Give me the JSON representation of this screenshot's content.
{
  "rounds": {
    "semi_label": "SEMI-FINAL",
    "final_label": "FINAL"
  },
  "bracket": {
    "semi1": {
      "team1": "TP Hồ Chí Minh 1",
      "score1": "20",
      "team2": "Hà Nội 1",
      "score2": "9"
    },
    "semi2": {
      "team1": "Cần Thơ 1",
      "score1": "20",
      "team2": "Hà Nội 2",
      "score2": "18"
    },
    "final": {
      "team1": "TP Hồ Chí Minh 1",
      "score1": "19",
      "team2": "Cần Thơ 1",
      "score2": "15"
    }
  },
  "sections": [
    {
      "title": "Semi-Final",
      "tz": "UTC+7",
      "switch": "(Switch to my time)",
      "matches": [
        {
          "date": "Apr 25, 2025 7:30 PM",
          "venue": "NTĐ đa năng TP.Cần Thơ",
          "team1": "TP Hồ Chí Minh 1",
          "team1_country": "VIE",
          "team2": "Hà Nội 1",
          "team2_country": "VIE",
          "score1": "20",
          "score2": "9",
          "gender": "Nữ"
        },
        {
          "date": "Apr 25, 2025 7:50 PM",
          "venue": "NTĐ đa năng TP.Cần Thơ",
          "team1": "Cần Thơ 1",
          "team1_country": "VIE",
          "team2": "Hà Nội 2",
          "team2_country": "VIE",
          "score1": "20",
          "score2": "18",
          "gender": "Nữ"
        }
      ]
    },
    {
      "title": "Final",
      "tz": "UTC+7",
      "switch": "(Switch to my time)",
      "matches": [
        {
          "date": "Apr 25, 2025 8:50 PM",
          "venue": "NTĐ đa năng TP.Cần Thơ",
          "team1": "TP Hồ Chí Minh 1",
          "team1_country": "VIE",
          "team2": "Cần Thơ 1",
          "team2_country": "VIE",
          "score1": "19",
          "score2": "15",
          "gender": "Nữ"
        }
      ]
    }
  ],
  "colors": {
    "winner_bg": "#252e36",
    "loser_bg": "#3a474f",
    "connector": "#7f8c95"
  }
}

····················

• PROBLEM TO SOLVE:
All of the data needs to be reproduced exactly, with no line missing.

• COMPLETE OUTPUT:
Give me the JSON representation of this screenshot's content.
{
  "rounds": {
    "semi_label": "SEMI-FINAL",
    "final_label": "FINAL"
  },
  "bracket": {
    "semi1": {
      "team1": "TP Hồ Chí Minh 1",
      "score1": "20",
      "team2": "Hà Nội 1",
      "score2": "9"
    },
    "semi2": {
      "team1": "Cần Thơ 1",
      "score1": "20",
      "team2": "Hà Nội 2",
      "score2": "18"
    },
    "final": {
      "team1": "TP Hồ Chí Minh 1",
      "score1": "19",
      "team2": "Cần Thơ 1",
      "score2": "15"
    }
  },
  "sections": [
    {
      "title": "Semi-Final",
      "tz": "UTC+7",
      "switch": "(Switch to my time)",
      "matches": [
        {
          "date": "Apr 25, 2025 7:30 PM",
          "venue": "NTĐ đa năng TP.Cần Thơ",
          "team1": "TP Hồ Chí Minh 1",
          "team1_country": "VIE",
          "team2": "Hà Nội 1",
          "team2_country": "VIE",
          "score1": "20",
          "score2": "9",
          "gender": "Nữ"
        },
        {
          "date": "Apr 25, 2025 7:50 PM",
          "venue": "NTĐ đa năng TP.Cần Thơ",
          "team1": "Cần Thơ 1",
          "team1_country": "VIE",
          "team2": "Hà Nội 2",
          "team2_country": "VIE",
          "score1": "20",
          "score2": "18",
          "gender": "Nữ"
        }
      ]
    },
    {
      "title": "Final",
      "tz": "UTC+7",
      "switch": "(Switch to my time)",
      "matches": [
        {
          "date": "Apr 25, 2025 8:50 PM",
          "venue": "NTĐ đa năng TP.Cần Thơ",
          "team1": "TP Hồ Chí Minh 1",
          "team1_country": "VIE",
          "team2": "Cần Thơ 1",
          "team2_country": "VIE",
          "score1": "19",
          "score2": "15",
          "gender": "Nữ"
        }
      ]
    }
  ],
  "colors": {
    "winner_bg": "#252e36",
    "loser_bg": "#3a474f",
    "connector": "#7f8c95"
  }
}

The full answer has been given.